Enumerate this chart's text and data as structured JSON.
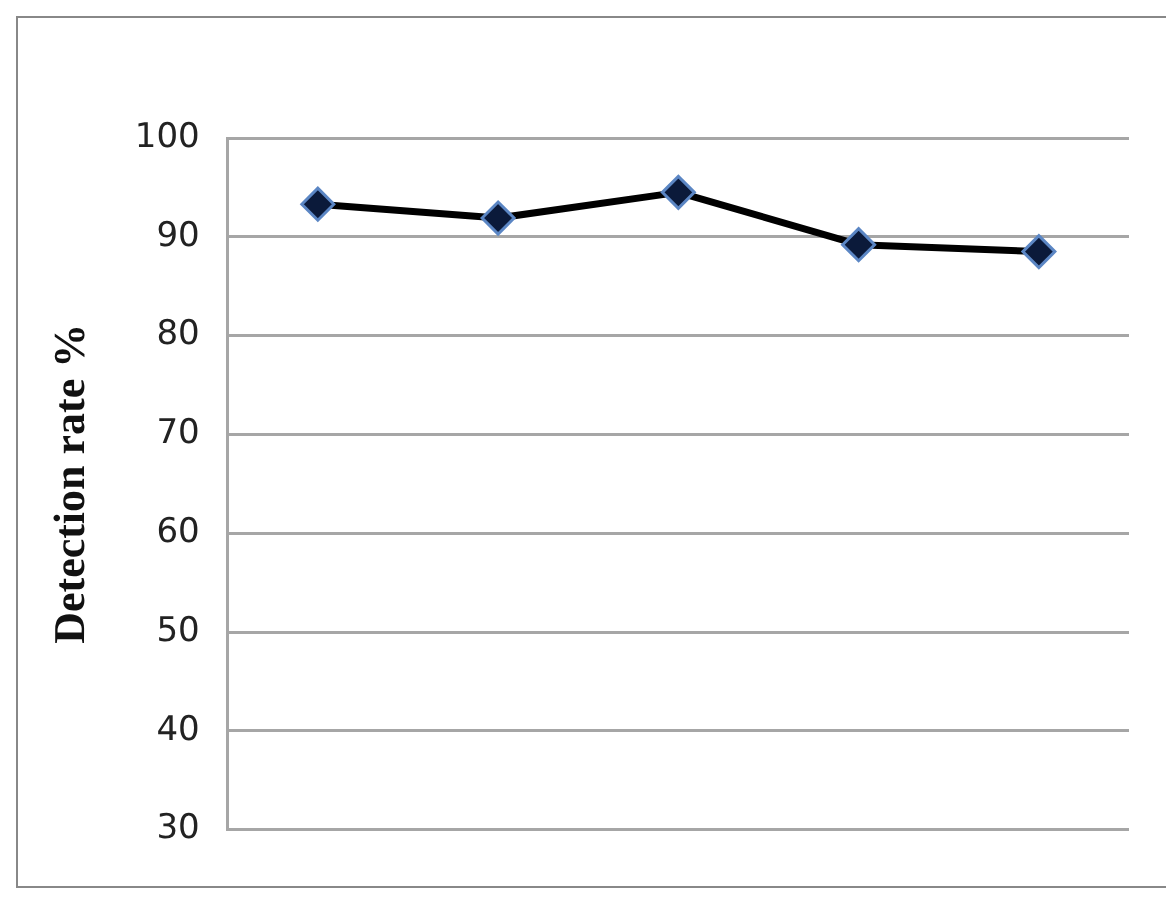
{
  "chart_data": {
    "type": "line",
    "ylabel": "Detection rate %",
    "categories": [
      null,
      null,
      null,
      null,
      null
    ],
    "series": [
      {
        "color": "#000000",
        "values": [
          93.3,
          91.9,
          94.5,
          89.2,
          88.5
        ]
      }
    ],
    "ylim": [
      30,
      100
    ],
    "yticks": [
      30,
      40,
      50,
      60,
      70,
      80,
      90,
      100
    ],
    "grid": "y",
    "marker": "diamond",
    "line_style": "solid",
    "tick_labels": "y",
    "legend": false
  }
}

____

▸ **TO DO**
Copy the records above exactly. The pictures are not part of the copy.

▸ **OUTPUT BELOW**
Enumerate this chart's text and data as structured JSON.
{
  "chart_data": {
    "type": "line",
    "ylabel": "Detection rate %",
    "categories": [
      null,
      null,
      null,
      null,
      null
    ],
    "series": [
      {
        "color": "#000000",
        "values": [
          93.3,
          91.9,
          94.5,
          89.2,
          88.5
        ]
      }
    ],
    "ylim": [
      30,
      100
    ],
    "yticks": [
      30,
      40,
      50,
      60,
      70,
      80,
      90,
      100
    ],
    "grid": "y",
    "marker": "diamond",
    "line_style": "solid",
    "tick_labels": "y",
    "legend": false
  }
}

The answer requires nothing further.